# [What is needed]
Exactly reproduce each line of the listing that follows.

# [Material for this task]

——————————

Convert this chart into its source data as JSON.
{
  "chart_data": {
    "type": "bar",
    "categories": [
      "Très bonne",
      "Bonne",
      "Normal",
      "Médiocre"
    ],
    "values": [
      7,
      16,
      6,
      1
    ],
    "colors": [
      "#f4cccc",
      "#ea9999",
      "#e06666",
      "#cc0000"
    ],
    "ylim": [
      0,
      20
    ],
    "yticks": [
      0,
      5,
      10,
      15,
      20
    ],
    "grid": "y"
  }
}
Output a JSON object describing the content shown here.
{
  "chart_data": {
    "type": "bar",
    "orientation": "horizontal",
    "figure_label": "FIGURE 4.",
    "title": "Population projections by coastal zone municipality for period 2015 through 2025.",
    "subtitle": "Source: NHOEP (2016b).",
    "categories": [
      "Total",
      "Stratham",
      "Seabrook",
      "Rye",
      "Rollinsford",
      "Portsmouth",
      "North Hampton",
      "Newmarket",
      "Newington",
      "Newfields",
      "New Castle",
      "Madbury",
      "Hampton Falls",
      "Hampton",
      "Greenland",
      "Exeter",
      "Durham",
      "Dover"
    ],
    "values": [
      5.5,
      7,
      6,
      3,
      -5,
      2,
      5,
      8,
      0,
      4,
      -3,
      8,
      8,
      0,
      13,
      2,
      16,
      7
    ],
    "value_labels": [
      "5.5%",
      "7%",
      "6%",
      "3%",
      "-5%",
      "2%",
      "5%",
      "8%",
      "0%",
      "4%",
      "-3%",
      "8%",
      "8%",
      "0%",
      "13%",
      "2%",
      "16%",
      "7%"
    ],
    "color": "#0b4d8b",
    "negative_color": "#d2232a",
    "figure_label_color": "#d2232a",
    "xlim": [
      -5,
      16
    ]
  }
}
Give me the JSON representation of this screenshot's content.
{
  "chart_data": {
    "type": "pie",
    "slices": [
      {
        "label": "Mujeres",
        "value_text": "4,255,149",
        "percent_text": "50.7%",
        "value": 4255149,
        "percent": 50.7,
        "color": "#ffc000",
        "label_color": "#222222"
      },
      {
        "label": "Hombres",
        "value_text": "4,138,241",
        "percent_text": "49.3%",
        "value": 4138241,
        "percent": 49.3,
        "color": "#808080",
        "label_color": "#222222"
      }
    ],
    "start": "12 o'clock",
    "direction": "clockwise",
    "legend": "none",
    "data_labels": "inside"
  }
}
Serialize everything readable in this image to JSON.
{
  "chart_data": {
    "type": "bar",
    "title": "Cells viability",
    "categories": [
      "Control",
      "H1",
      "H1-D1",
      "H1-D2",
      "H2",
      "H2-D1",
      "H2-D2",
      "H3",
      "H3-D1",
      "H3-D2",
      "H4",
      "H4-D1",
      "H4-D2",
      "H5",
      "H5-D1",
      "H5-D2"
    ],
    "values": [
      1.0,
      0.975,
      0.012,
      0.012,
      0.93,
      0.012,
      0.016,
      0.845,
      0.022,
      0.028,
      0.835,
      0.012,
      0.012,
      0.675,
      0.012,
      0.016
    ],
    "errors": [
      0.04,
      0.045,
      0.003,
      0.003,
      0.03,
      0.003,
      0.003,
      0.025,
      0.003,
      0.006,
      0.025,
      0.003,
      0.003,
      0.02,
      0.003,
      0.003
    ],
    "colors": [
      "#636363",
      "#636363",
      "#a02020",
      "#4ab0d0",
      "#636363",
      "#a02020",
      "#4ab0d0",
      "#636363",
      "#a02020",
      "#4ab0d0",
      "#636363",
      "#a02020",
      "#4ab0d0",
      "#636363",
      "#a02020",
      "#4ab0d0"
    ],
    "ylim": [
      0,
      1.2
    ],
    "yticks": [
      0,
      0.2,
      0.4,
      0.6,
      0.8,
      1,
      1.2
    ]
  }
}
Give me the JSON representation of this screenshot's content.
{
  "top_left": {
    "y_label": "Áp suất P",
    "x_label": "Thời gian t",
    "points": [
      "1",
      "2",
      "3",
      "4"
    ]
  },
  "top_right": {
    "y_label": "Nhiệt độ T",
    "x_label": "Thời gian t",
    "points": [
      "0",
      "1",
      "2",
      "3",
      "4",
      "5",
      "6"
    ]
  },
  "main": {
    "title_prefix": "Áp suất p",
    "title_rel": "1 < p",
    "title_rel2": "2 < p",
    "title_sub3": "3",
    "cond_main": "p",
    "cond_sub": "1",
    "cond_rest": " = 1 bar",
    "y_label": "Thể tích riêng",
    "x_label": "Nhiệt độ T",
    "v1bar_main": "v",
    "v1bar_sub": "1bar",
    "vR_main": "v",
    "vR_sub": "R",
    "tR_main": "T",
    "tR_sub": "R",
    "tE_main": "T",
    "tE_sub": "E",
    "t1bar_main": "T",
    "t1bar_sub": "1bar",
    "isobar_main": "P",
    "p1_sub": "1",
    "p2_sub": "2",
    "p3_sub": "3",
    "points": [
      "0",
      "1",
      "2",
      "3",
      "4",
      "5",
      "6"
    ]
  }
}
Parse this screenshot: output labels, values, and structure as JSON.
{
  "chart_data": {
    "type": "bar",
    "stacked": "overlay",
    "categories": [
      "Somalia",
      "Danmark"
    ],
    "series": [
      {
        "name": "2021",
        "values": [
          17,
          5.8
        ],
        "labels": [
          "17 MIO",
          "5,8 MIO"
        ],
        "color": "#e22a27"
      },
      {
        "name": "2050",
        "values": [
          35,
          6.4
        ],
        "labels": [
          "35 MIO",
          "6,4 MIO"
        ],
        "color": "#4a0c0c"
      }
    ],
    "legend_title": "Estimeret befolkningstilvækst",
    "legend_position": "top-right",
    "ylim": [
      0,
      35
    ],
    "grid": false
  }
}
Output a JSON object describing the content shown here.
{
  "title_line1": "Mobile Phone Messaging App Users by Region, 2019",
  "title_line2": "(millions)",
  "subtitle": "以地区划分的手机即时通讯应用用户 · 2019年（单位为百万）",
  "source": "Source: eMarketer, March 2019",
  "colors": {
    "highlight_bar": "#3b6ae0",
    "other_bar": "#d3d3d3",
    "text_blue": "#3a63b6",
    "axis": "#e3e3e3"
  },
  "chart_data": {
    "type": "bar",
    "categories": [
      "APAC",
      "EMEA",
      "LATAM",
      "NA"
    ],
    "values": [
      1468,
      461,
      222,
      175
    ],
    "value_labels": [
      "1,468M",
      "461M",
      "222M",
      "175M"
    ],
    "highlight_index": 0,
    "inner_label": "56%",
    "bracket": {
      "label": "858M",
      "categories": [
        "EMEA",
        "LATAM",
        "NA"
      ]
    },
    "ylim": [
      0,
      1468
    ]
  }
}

——————————

# [Task output]
Convert this chart into its source data as JSON.
{
  "chart_data": {
    "type": "bar",
    "categories": [
      "Très bonne",
      "Bonne",
      "Normal",
      "Médiocre"
    ],
    "values": [
      7,
      16,
      6,
      1
    ],
    "colors": [
      "#f4cccc",
      "#ea9999",
      "#e06666",
      "#cc0000"
    ],
    "ylim": [
      0,
      20
    ],
    "yticks": [
      0,
      5,
      10,
      15,
      20
    ],
    "grid": "y"
  }
}
Output a JSON object describing the content shown here.
{
  "chart_data": {
    "type": "bar",
    "orientation": "horizontal",
    "figure_label": "FIGURE 4.",
    "title": "Population projections by coastal zone municipality for period 2015 through 2025.",
    "subtitle": "Source: NHOEP (2016b).",
    "categories": [
      "Total",
      "Stratham",
      "Seabrook",
      "Rye",
      "Rollinsford",
      "Portsmouth",
      "North Hampton",
      "Newmarket",
      "Newington",
      "Newfields",
      "New Castle",
      "Madbury",
      "Hampton Falls",
      "Hampton",
      "Greenland",
      "Exeter",
      "Durham",
      "Dover"
    ],
    "values": [
      5.5,
      7,
      6,
      3,
      -5,
      2,
      5,
      8,
      0,
      4,
      -3,
      8,
      8,
      0,
      13,
      2,
      16,
      7
    ],
    "value_labels": [
      "5.5%",
      "7%",
      "6%",
      "3%",
      "-5%",
      "2%",
      "5%",
      "8%",
      "0%",
      "4%",
      "-3%",
      "8%",
      "8%",
      "0%",
      "13%",
      "2%",
      "16%",
      "7%"
    ],
    "color": "#0b4d8b",
    "negative_color": "#d2232a",
    "figure_label_color": "#d2232a",
    "xlim": [
      -5,
      16
    ]
  }
}
Give me the JSON representation of this screenshot's content.
{
  "chart_data": {
    "type": "pie",
    "slices": [
      {
        "label": "Mujeres",
        "value_text": "4,255,149",
        "percent_text": "50.7%",
        "value": 4255149,
        "percent": 50.7,
        "color": "#ffc000",
        "label_color": "#222222"
      },
      {
        "label": "Hombres",
        "value_text": "4,138,241",
        "percent_text": "49.3%",
        "value": 4138241,
        "percent": 49.3,
        "color": "#808080",
        "label_color": "#222222"
      }
    ],
    "start": "12 o'clock",
    "direction": "clockwise",
    "legend": "none",
    "data_labels": "inside"
  }
}
Serialize everything readable in this image to JSON.
{
  "chart_data": {
    "type": "bar",
    "title": "Cells viability",
    "categories": [
      "Control",
      "H1",
      "H1-D1",
      "H1-D2",
      "H2",
      "H2-D1",
      "H2-D2",
      "H3",
      "H3-D1",
      "H3-D2",
      "H4",
      "H4-D1",
      "H4-D2",
      "H5",
      "H5-D1",
      "H5-D2"
    ],
    "values": [
      1.0,
      0.975,
      0.012,
      0.012,
      0.93,
      0.012,
      0.016,
      0.845,
      0.022,
      0.028,
      0.835,
      0.012,
      0.012,
      0.675,
      0.012,
      0.016
    ],
    "errors": [
      0.04,
      0.045,
      0.003,
      0.003,
      0.03,
      0.003,
      0.003,
      0.025,
      0.003,
      0.006,
      0.025,
      0.003,
      0.003,
      0.02,
      0.003,
      0.003
    ],
    "colors": [
      "#636363",
      "#636363",
      "#a02020",
      "#4ab0d0",
      "#636363",
      "#a02020",
      "#4ab0d0",
      "#636363",
      "#a02020",
      "#4ab0d0",
      "#636363",
      "#a02020",
      "#4ab0d0",
      "#636363",
      "#a02020",
      "#4ab0d0"
    ],
    "ylim": [
      0,
      1.2
    ],
    "yticks": [
      0,
      0.2,
      0.4,
      0.6,
      0.8,
      1,
      1.2
    ]
  }
}
Give me the JSON representation of this screenshot's content.
{
  "top_left": {
    "y_label": "Áp suất P",
    "x_label": "Thời gian t",
    "points": [
      "1",
      "2",
      "3",
      "4"
    ]
  },
  "top_right": {
    "y_label": "Nhiệt độ T",
    "x_label": "Thời gian t",
    "points": [
      "0",
      "1",
      "2",
      "3",
      "4",
      "5",
      "6"
    ]
  },
  "main": {
    "title_prefix": "Áp suất p",
    "title_rel": "1 < p",
    "title_rel2": "2 < p",
    "title_sub3": "3",
    "cond_main": "p",
    "cond_sub": "1",
    "cond_rest": " = 1 bar",
    "y_label": "Thể tích riêng",
    "x_label": "Nhiệt độ T",
    "v1bar_main": "v",
    "v1bar_sub": "1bar",
    "vR_main": "v",
    "vR_sub": "R",
    "tR_main": "T",
    "tR_sub": "R",
    "tE_main": "T",
    "tE_sub": "E",
    "t1bar_main": "T",
    "t1bar_sub": "1bar",
    "isobar_main": "P",
    "p1_sub": "1",
    "p2_sub": "2",
    "p3_sub": "3",
    "points": [
      "0",
      "1",
      "2",
      "3",
      "4",
      "5",
      "6"
    ]
  }
}
Parse this screenshot: output labels, values, and structure as JSON.
{
  "chart_data": {
    "type": "bar",
    "stacked": "overlay",
    "categories": [
      "Somalia",
      "Danmark"
    ],
    "series": [
      {
        "name": "2021",
        "values": [
          17,
          5.8
        ],
        "labels": [
          "17 MIO",
          "5,8 MIO"
        ],
        "color": "#e22a27"
      },
      {
        "name": "2050",
        "values": [
          35,
          6.4
        ],
        "labels": [
          "35 MIO",
          "6,4 MIO"
        ],
        "color": "#4a0c0c"
      }
    ],
    "legend_title": "Estimeret befolkningstilvækst",
    "legend_position": "top-right",
    "ylim": [
      0,
      35
    ],
    "grid": false
  }
}
Output a JSON object describing the content shown here.
{
  "title_line1": "Mobile Phone Messaging App Users by Region, 2019",
  "title_line2": "(millions)",
  "subtitle": "以地区划分的手机即时通讯应用用户 · 2019年（单位为百万）",
  "source": "Source: eMarketer, March 2019",
  "colors": {
    "highlight_bar": "#3b6ae0",
    "other_bar": "#d3d3d3",
    "text_blue": "#3a63b6",
    "axis": "#e3e3e3"
  },
  "chart_data": {
    "type": "bar",
    "categories": [
      "APAC",
      "EMEA",
      "LATAM",
      "NA"
    ],
    "values": [
      1468,
      461,
      222,
      175
    ],
    "value_labels": [
      "1,468M",
      "461M",
      "222M",
      "175M"
    ],
    "highlight_index": 0,
    "inner_label": "56%",
    "bracket": {
      "label": "858M",
      "categories": [
        "EMEA",
        "LATAM",
        "NA"
      ]
    },
    "ylim": [
      0,
      1468
    ]
  }
}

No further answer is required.